[BEGIN MATERIAL]

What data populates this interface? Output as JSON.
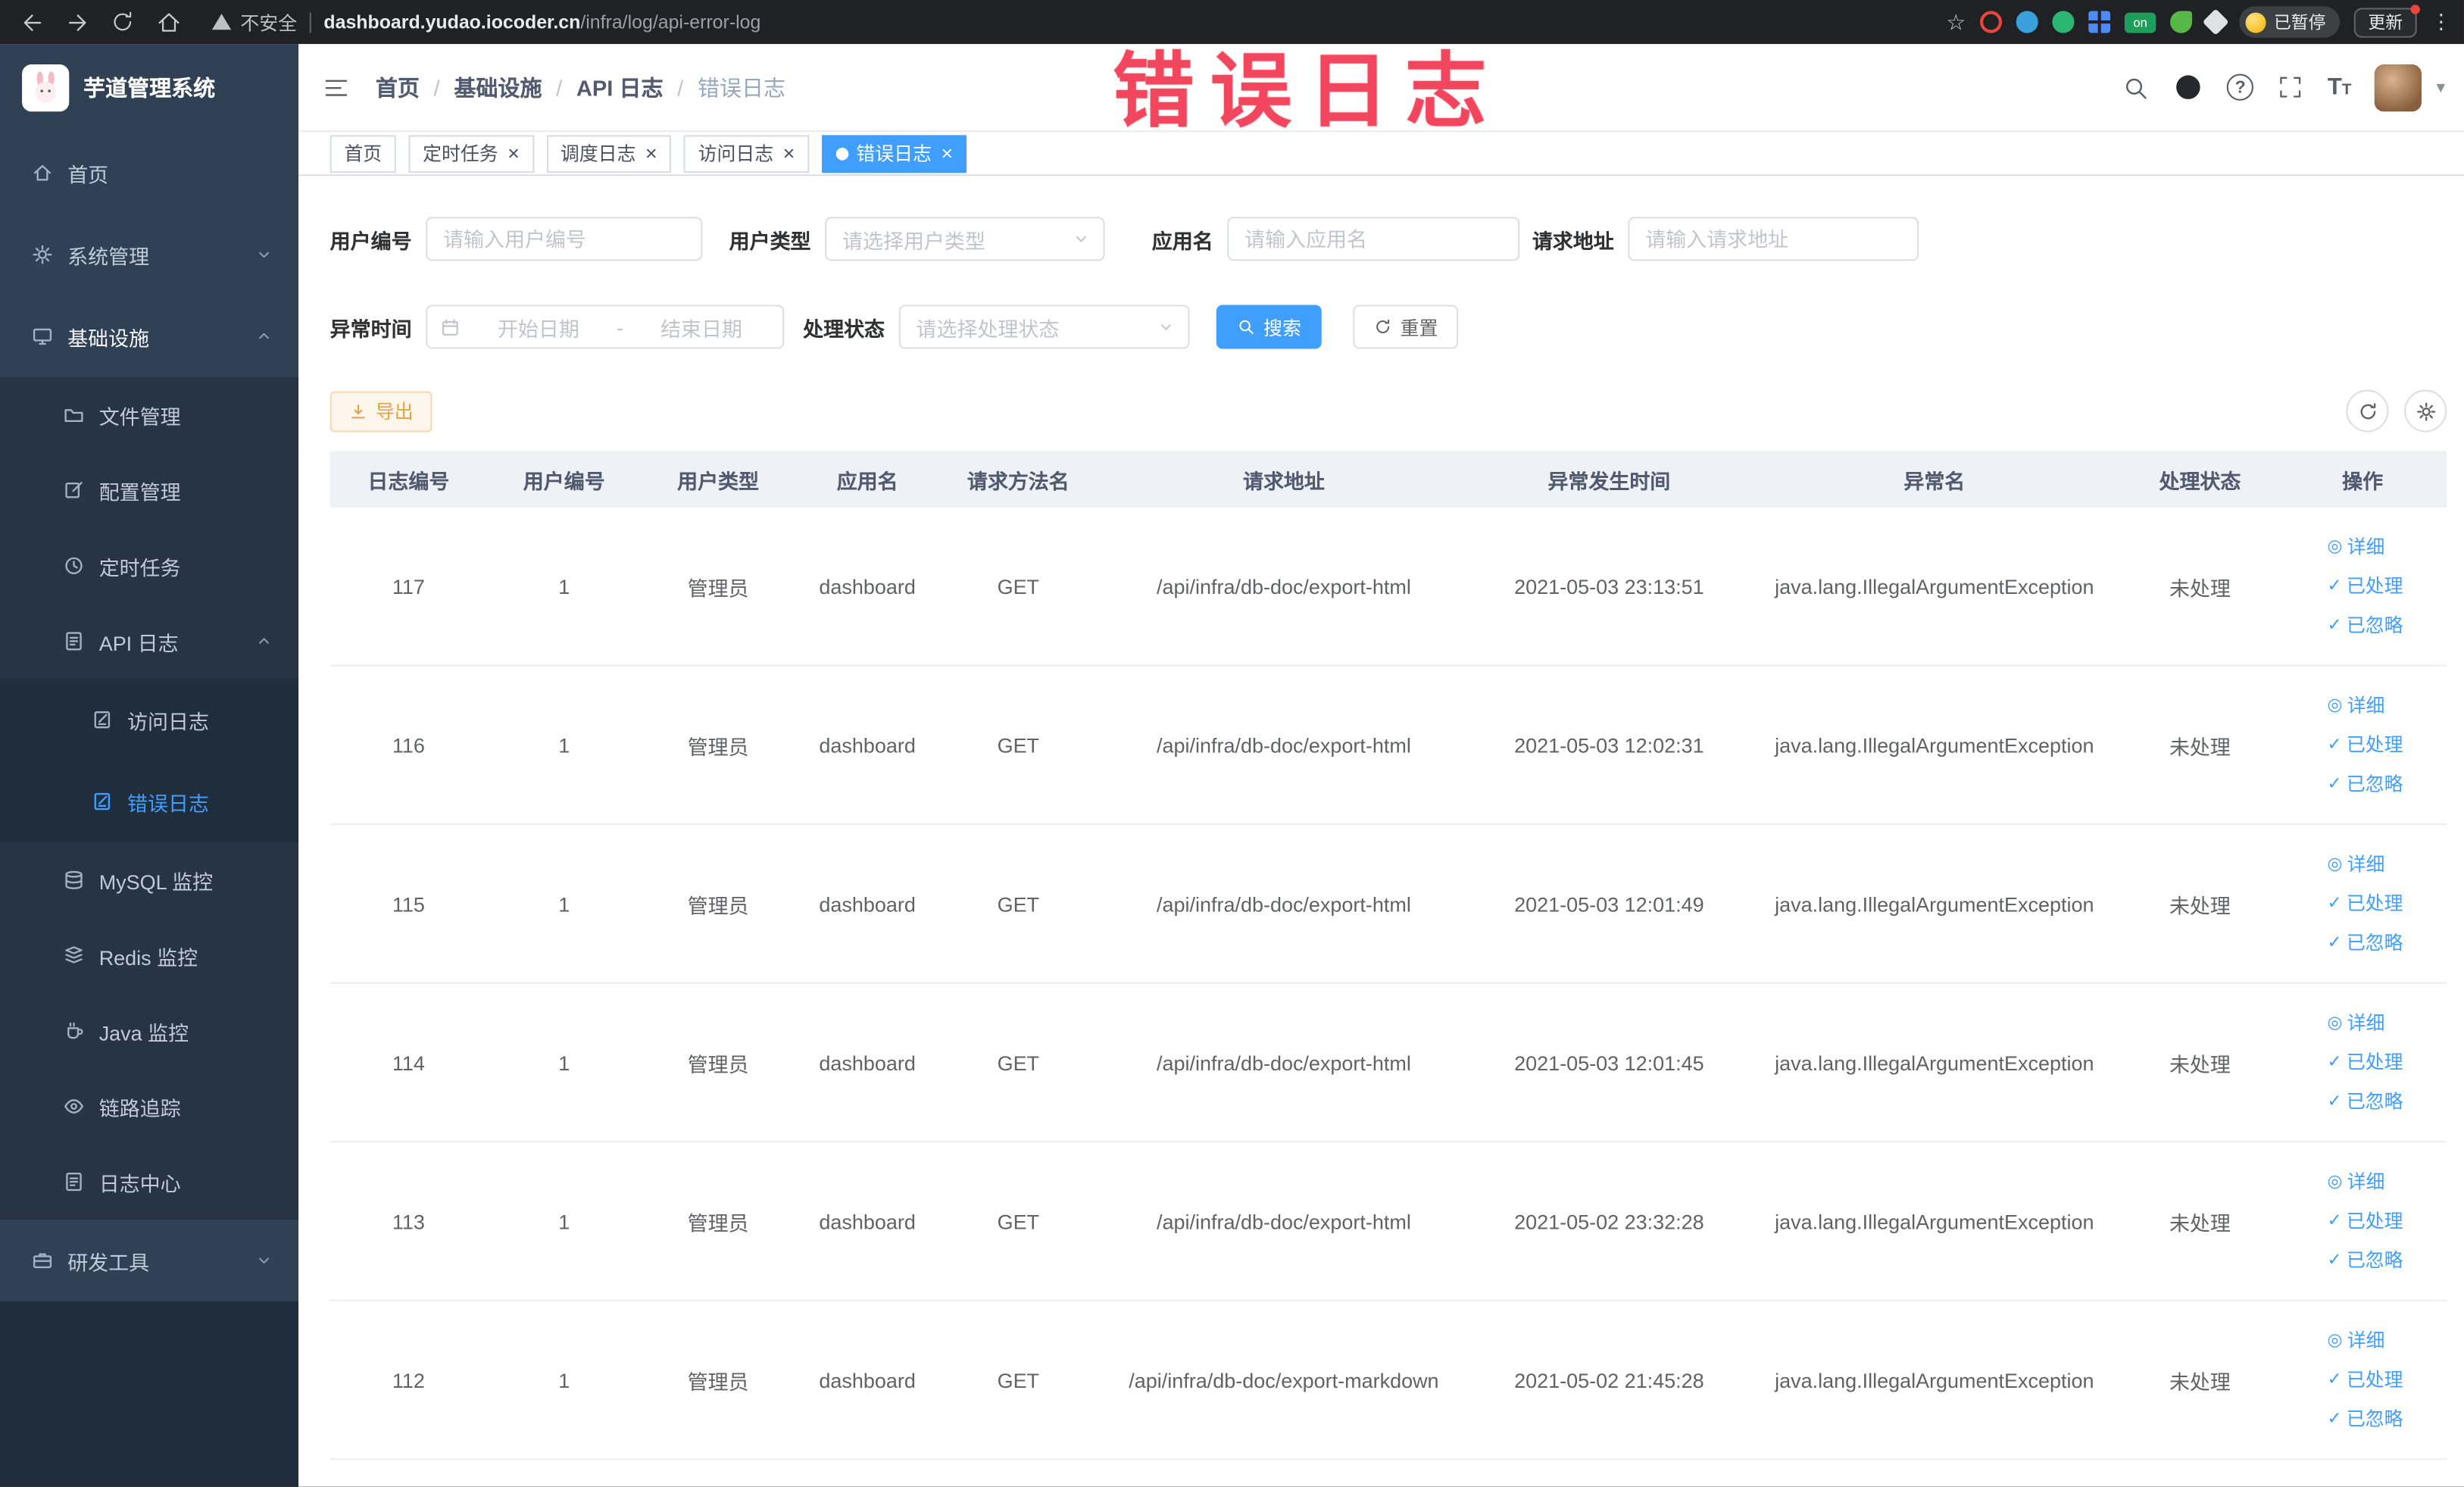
{
  "browser": {
    "security_warning": "不安全",
    "url_domain": "dashboard.yudao.iocoder.cn",
    "url_path": "/infra/log/api-error-log",
    "extension_badge": "on",
    "paused_badge": "已暂停",
    "update_button": "更新"
  },
  "annotation": {
    "text": "错误日志"
  },
  "glyphs": {
    "close": "×",
    "star": "☆",
    "kebab": "⋮",
    "question": "?",
    "font_T": "T",
    "caret": "▾",
    "detail_icon": "◎",
    "check_icon": "✓"
  },
  "sidebar": {
    "logo_title": "芋道管理系统",
    "items": [
      {
        "label": "首页"
      },
      {
        "label": "系统管理"
      },
      {
        "label": "基础设施"
      },
      {
        "label": "文件管理"
      },
      {
        "label": "配置管理"
      },
      {
        "label": "定时任务"
      },
      {
        "label": "API 日志"
      },
      {
        "label": "访问日志"
      },
      {
        "label": "错误日志"
      },
      {
        "label": "MySQL 监控"
      },
      {
        "label": "Redis 监控"
      },
      {
        "label": "Java 监控"
      },
      {
        "label": "链路追踪"
      },
      {
        "label": "日志中心"
      },
      {
        "label": "研发工具"
      }
    ]
  },
  "header": {
    "breadcrumb": [
      "首页",
      "基础设施",
      "API 日志",
      "错误日志"
    ],
    "separator": "/"
  },
  "tabs": [
    {
      "label": "首页",
      "closable": false,
      "active": false
    },
    {
      "label": "定时任务",
      "closable": true,
      "active": false
    },
    {
      "label": "调度日志",
      "closable": true,
      "active": false
    },
    {
      "label": "访问日志",
      "closable": true,
      "active": false
    },
    {
      "label": "错误日志",
      "closable": true,
      "active": true
    }
  ],
  "filters": {
    "user_id": {
      "label": "用户编号",
      "placeholder": "请输入用户编号"
    },
    "user_type": {
      "label": "用户类型",
      "placeholder": "请选择用户类型"
    },
    "app_name": {
      "label": "应用名",
      "placeholder": "请输入应用名"
    },
    "request_url": {
      "label": "请求地址",
      "placeholder": "请输入请求地址"
    },
    "exception_time": {
      "label": "异常时间",
      "start_placeholder": "开始日期",
      "separator": "-",
      "end_placeholder": "结束日期"
    },
    "process_status": {
      "label": "处理状态",
      "placeholder": "请选择处理状态"
    },
    "search_button": "搜索",
    "reset_button": "重置"
  },
  "toolbar": {
    "export_button": "导出"
  },
  "table": {
    "columns": [
      "日志编号",
      "用户编号",
      "用户类型",
      "应用名",
      "请求方法名",
      "请求地址",
      "异常发生时间",
      "异常名",
      "处理状态",
      "操作"
    ],
    "action_labels": {
      "detail": "详细",
      "processed": "已处理",
      "ignored": "已忽略"
    },
    "rows": [
      {
        "id": "117",
        "user_id": "1",
        "user_type": "管理员",
        "app": "dashboard",
        "method": "GET",
        "url": "/api/infra/db-doc/export-html",
        "time": "2021-05-03 23:13:51",
        "exception": "java.lang.IllegalArgumentException",
        "status": "未处理"
      },
      {
        "id": "116",
        "user_id": "1",
        "user_type": "管理员",
        "app": "dashboard",
        "method": "GET",
        "url": "/api/infra/db-doc/export-html",
        "time": "2021-05-03 12:02:31",
        "exception": "java.lang.IllegalArgumentException",
        "status": "未处理"
      },
      {
        "id": "115",
        "user_id": "1",
        "user_type": "管理员",
        "app": "dashboard",
        "method": "GET",
        "url": "/api/infra/db-doc/export-html",
        "time": "2021-05-03 12:01:49",
        "exception": "java.lang.IllegalArgumentException",
        "status": "未处理"
      },
      {
        "id": "114",
        "user_id": "1",
        "user_type": "管理员",
        "app": "dashboard",
        "method": "GET",
        "url": "/api/infra/db-doc/export-html",
        "time": "2021-05-03 12:01:45",
        "exception": "java.lang.IllegalArgumentException",
        "status": "未处理"
      },
      {
        "id": "113",
        "user_id": "1",
        "user_type": "管理员",
        "app": "dashboard",
        "method": "GET",
        "url": "/api/infra/db-doc/export-html",
        "time": "2021-05-02 23:32:28",
        "exception": "java.lang.IllegalArgumentException",
        "status": "未处理"
      },
      {
        "id": "112",
        "user_id": "1",
        "user_type": "管理员",
        "app": "dashboard",
        "method": "GET",
        "url": "/api/infra/db-doc/export-markdown",
        "time": "2021-05-02 21:45:28",
        "exception": "java.lang.IllegalArgumentException",
        "status": "未处理"
      }
    ]
  }
}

[END MATERIAL]

• [PROBLEM REQUIREMENTS]
All of the records need repeating exactly, except for the pictures.

• [ANSWER BELOW]
What data populates this interface? Output as JSON.
{
  "browser": {
    "security_warning": "不安全",
    "url_domain": "dashboard.yudao.iocoder.cn",
    "url_path": "/infra/log/api-error-log",
    "extension_badge": "on",
    "paused_badge": "已暂停",
    "update_button": "更新"
  },
  "annotation": {
    "text": "错误日志"
  },
  "glyphs": {
    "close": "×",
    "star": "☆",
    "kebab": "⋮",
    "question": "?",
    "font_T": "T",
    "caret": "▾",
    "detail_icon": "◎",
    "check_icon": "✓"
  },
  "sidebar": {
    "logo_title": "芋道管理系统",
    "items": [
      {
        "label": "首页"
      },
      {
        "label": "系统管理"
      },
      {
        "label": "基础设施"
      },
      {
        "label": "文件管理"
      },
      {
        "label": "配置管理"
      },
      {
        "label": "定时任务"
      },
      {
        "label": "API 日志"
      },
      {
        "label": "访问日志"
      },
      {
        "label": "错误日志"
      },
      {
        "label": "MySQL 监控"
      },
      {
        "label": "Redis 监控"
      },
      {
        "label": "Java 监控"
      },
      {
        "label": "链路追踪"
      },
      {
        "label": "日志中心"
      },
      {
        "label": "研发工具"
      }
    ]
  },
  "header": {
    "breadcrumb": [
      "首页",
      "基础设施",
      "API 日志",
      "错误日志"
    ],
    "separator": "/"
  },
  "tabs": [
    {
      "label": "首页",
      "closable": false,
      "active": false
    },
    {
      "label": "定时任务",
      "closable": true,
      "active": false
    },
    {
      "label": "调度日志",
      "closable": true,
      "active": false
    },
    {
      "label": "访问日志",
      "closable": true,
      "active": false
    },
    {
      "label": "错误日志",
      "closable": true,
      "active": true
    }
  ],
  "filters": {
    "user_id": {
      "label": "用户编号",
      "placeholder": "请输入用户编号"
    },
    "user_type": {
      "label": "用户类型",
      "placeholder": "请选择用户类型"
    },
    "app_name": {
      "label": "应用名",
      "placeholder": "请输入应用名"
    },
    "request_url": {
      "label": "请求地址",
      "placeholder": "请输入请求地址"
    },
    "exception_time": {
      "label": "异常时间",
      "start_placeholder": "开始日期",
      "separator": "-",
      "end_placeholder": "结束日期"
    },
    "process_status": {
      "label": "处理状态",
      "placeholder": "请选择处理状态"
    },
    "search_button": "搜索",
    "reset_button": "重置"
  },
  "toolbar": {
    "export_button": "导出"
  },
  "table": {
    "columns": [
      "日志编号",
      "用户编号",
      "用户类型",
      "应用名",
      "请求方法名",
      "请求地址",
      "异常发生时间",
      "异常名",
      "处理状态",
      "操作"
    ],
    "action_labels": {
      "detail": "详细",
      "processed": "已处理",
      "ignored": "已忽略"
    },
    "rows": [
      {
        "id": "117",
        "user_id": "1",
        "user_type": "管理员",
        "app": "dashboard",
        "method": "GET",
        "url": "/api/infra/db-doc/export-html",
        "time": "2021-05-03 23:13:51",
        "exception": "java.lang.IllegalArgumentException",
        "status": "未处理"
      },
      {
        "id": "116",
        "user_id": "1",
        "user_type": "管理员",
        "app": "dashboard",
        "method": "GET",
        "url": "/api/infra/db-doc/export-html",
        "time": "2021-05-03 12:02:31",
        "exception": "java.lang.IllegalArgumentException",
        "status": "未处理"
      },
      {
        "id": "115",
        "user_id": "1",
        "user_type": "管理员",
        "app": "dashboard",
        "method": "GET",
        "url": "/api/infra/db-doc/export-html",
        "time": "2021-05-03 12:01:49",
        "exception": "java.lang.IllegalArgumentException",
        "status": "未处理"
      },
      {
        "id": "114",
        "user_id": "1",
        "user_type": "管理员",
        "app": "dashboard",
        "method": "GET",
        "url": "/api/infra/db-doc/export-html",
        "time": "2021-05-03 12:01:45",
        "exception": "java.lang.IllegalArgumentException",
        "status": "未处理"
      },
      {
        "id": "113",
        "user_id": "1",
        "user_type": "管理员",
        "app": "dashboard",
        "method": "GET",
        "url": "/api/infra/db-doc/export-html",
        "time": "2021-05-02 23:32:28",
        "exception": "java.lang.IllegalArgumentException",
        "status": "未处理"
      },
      {
        "id": "112",
        "user_id": "1",
        "user_type": "管理员",
        "app": "dashboard",
        "method": "GET",
        "url": "/api/infra/db-doc/export-markdown",
        "time": "2021-05-02 21:45:28",
        "exception": "java.lang.IllegalArgumentException",
        "status": "未处理"
      }
    ]
  }
}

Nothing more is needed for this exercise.